■ SUPPLIED ENTRIES:
╔══

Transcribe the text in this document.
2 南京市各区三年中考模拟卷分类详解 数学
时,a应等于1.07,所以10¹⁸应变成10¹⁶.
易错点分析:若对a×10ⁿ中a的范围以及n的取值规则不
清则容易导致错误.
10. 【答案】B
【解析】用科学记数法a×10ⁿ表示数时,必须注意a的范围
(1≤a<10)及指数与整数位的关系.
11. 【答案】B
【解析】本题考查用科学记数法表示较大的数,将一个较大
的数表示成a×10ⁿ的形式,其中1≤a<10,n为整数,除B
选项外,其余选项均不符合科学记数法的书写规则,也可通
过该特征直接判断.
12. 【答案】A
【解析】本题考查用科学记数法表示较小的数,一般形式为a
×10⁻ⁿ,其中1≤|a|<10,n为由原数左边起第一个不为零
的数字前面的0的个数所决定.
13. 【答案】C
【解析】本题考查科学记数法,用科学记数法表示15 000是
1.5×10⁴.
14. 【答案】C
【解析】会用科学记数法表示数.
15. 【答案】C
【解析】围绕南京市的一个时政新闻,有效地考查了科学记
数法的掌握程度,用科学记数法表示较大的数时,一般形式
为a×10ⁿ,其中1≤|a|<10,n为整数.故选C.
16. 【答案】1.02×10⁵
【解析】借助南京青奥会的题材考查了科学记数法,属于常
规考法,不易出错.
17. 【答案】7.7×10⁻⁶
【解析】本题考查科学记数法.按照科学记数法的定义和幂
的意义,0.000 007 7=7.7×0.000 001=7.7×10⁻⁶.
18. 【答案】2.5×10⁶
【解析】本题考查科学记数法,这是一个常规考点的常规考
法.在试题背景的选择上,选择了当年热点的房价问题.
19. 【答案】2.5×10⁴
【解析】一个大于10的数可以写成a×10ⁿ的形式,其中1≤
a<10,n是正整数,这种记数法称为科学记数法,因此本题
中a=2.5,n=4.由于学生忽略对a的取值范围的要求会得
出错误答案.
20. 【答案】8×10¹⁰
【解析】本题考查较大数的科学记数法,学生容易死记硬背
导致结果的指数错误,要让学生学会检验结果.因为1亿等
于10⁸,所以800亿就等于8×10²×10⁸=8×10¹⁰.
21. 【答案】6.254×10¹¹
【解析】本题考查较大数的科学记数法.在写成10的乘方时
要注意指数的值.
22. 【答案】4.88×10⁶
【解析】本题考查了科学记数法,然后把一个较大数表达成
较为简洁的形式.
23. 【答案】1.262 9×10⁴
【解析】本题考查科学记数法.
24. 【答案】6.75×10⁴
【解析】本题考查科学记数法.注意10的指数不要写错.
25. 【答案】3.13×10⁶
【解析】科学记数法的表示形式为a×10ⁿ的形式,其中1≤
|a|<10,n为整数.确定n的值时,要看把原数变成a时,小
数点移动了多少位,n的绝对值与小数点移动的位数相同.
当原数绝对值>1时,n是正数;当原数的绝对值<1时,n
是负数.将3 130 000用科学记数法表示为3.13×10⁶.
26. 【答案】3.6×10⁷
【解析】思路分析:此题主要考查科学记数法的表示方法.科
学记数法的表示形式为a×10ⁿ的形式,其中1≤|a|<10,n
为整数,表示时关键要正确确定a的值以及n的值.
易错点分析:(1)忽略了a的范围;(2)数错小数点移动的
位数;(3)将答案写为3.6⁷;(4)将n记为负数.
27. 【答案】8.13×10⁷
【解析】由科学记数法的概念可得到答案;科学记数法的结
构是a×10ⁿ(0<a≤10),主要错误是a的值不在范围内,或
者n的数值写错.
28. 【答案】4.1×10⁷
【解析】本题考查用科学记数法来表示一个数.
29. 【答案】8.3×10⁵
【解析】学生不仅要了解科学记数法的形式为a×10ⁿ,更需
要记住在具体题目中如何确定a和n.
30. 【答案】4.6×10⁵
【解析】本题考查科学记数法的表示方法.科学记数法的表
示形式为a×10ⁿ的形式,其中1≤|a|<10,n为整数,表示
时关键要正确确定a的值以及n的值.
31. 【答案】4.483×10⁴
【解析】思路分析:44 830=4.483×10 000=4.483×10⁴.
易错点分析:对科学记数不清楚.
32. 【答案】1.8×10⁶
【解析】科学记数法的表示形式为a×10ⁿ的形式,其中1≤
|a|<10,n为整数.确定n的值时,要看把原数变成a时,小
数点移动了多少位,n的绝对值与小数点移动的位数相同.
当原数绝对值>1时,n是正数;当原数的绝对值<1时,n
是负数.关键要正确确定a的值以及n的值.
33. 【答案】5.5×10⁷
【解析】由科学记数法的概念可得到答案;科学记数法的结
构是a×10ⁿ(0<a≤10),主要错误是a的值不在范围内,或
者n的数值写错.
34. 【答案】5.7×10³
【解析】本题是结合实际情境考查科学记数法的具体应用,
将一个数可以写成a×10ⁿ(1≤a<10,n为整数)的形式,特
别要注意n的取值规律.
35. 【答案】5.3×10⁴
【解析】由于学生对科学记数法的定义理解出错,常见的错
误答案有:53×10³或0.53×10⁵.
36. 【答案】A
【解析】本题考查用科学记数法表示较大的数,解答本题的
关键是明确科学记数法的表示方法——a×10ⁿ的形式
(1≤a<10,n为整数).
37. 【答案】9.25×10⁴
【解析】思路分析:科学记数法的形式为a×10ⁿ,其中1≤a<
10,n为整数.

╚══

■ WHAT IS REQUIRED:
All of the data above should be transcribed exactly.

■ SOLUTION TO THE EXERCISE:
Transcribe the text in this document.
2 南京市各区三年中考模拟卷分类详解 数学
时,a应等于1.07,所以10¹⁸应变成10¹⁶.
易错点分析:若对a×10ⁿ中a的范围以及n的取值规则不
清则容易导致错误.
10. 【答案】B
【解析】用科学记数法a×10ⁿ表示数时,必须注意a的范围
(1≤a<10)及指数与整数位的关系.
11. 【答案】B
【解析】本题考查用科学记数法表示较大的数,将一个较大
的数表示成a×10ⁿ的形式,其中1≤a<10,n为整数,除B
选项外,其余选项均不符合科学记数法的书写规则,也可通
过该特征直接判断.
12. 【答案】A
【解析】本题考查用科学记数法表示较小的数,一般形式为a
×10⁻ⁿ,其中1≤|a|<10,n为由原数左边起第一个不为零
的数字前面的0的个数所决定.
13. 【答案】C
【解析】本题考查科学记数法,用科学记数法表示15 000是
1.5×10⁴.
14. 【答案】C
【解析】会用科学记数法表示数.
15. 【答案】C
【解析】围绕南京市的一个时政新闻,有效地考查了科学记
数法的掌握程度,用科学记数法表示较大的数时,一般形式
为a×10ⁿ,其中1≤|a|<10,n为整数.故选C.
16. 【答案】1.02×10⁵
【解析】借助南京青奥会的题材考查了科学记数法,属于常
规考法,不易出错.
17. 【答案】7.7×10⁻⁶
【解析】本题考查科学记数法.按照科学记数法的定义和幂
的意义,0.000 007 7=7.7×0.000 001=7.7×10⁻⁶.
18. 【答案】2.5×10⁶
【解析】本题考查科学记数法,这是一个常规考点的常规考
法.在试题背景的选择上,选择了当年热点的房价问题.
19. 【答案】2.5×10⁴
【解析】一个大于10的数可以写成a×10ⁿ的形式,其中1≤
a<10,n是正整数,这种记数法称为科学记数法,因此本题
中a=2.5,n=4.由于学生忽略对a的取值范围的要求会得
出错误答案.
20. 【答案】8×10¹⁰
【解析】本题考查较大数的科学记数法,学生容易死记硬背
导致结果的指数错误,要让学生学会检验结果.因为1亿等
于10⁸,所以800亿就等于8×10²×10⁸=8×10¹⁰.
21. 【答案】6.254×10¹¹
【解析】本题考查较大数的科学记数法.在写成10的乘方时
要注意指数的值.
22. 【答案】4.88×10⁶
【解析】本题考查了科学记数法,然后把一个较大数表达成
较为简洁的形式.
23. 【答案】1.262 9×10⁴
【解析】本题考查科学记数法.
24. 【答案】6.75×10⁴
【解析】本题考查科学记数法.注意10的指数不要写错.
25. 【答案】3.13×10⁶
【解析】科学记数法的表示形式为a×10ⁿ的形式,其中1≤
|a|<10,n为整数.确定n的值时,要看把原数变成a时,小
数点移动了多少位,n的绝对值与小数点移动的位数相同.
当原数绝对值>1时,n是正数;当原数的绝对值<1时,n
是负数.将3 130 000用科学记数法表示为3.13×10⁶.
26. 【答案】3.6×10⁷
【解析】思路分析:此题主要考查科学记数法的表示方法.科
学记数法的表示形式为a×10ⁿ的形式,其中1≤|a|<10,n
为整数,表示时关键要正确确定a的值以及n的值.
易错点分析:(1)忽略了a的范围;(2)数错小数点移动的
位数;(3)将答案写为3.6⁷;(4)将n记为负数.
27. 【答案】8.13×10⁷
【解析】由科学记数法的概念可得到答案;科学记数法的结
构是a×10ⁿ(0<a≤10),主要错误是a的值不在范围内,或
者n的数值写错.
28. 【答案】4.1×10⁷
【解析】本题考查用科学记数法来表示一个数.
29. 【答案】8.3×10⁵
【解析】学生不仅要了解科学记数法的形式为a×10ⁿ,更需
要记住在具体题目中如何确定a和n.
30. 【答案】4.6×10⁵
【解析】本题考查科学记数法的表示方法.科学记数法的表
示形式为a×10ⁿ的形式,其中1≤|a|<10,n为整数,表示
时关键要正确确定a的值以及n的值.
31. 【答案】4.483×10⁴
【解析】思路分析:44 830=4.483×10 000=4.483×10⁴.
易错点分析:对科学记数不清楚.
32. 【答案】1.8×10⁶
【解析】科学记数法的表示形式为a×10ⁿ的形式,其中1≤
|a|<10,n为整数.确定n的值时,要看把原数变成a时,小
数点移动了多少位,n的绝对值与小数点移动的位数相同.
当原数绝对值>1时,n是正数;当原数的绝对值<1时,n
是负数.关键要正确确定a的值以及n的值.
33. 【答案】5.5×10⁷
【解析】由科学记数法的概念可得到答案;科学记数法的结
构是a×10ⁿ(0<a≤10),主要错误是a的值不在范围内,或
者n的数值写错.
34. 【答案】5.7×10³
【解析】本题是结合实际情境考查科学记数法的具体应用,
将一个数可以写成a×10ⁿ(1≤a<10,n为整数)的形式,特
别要注意n的取值规律.
35. 【答案】5.3×10⁴
【解析】由于学生对科学记数法的定义理解出错,常见的错
误答案有:53×10³或0.53×10⁵.
36. 【答案】A
【解析】本题考查用科学记数法表示较大的数,解答本题的
关键是明确科学记数法的表示方法——a×10ⁿ的形式
(1≤a<10,n为整数).
37. 【答案】9.25×10⁴
【解析】思路分析:科学记数法的形式为a×10ⁿ,其中1≤a<
10,n为整数.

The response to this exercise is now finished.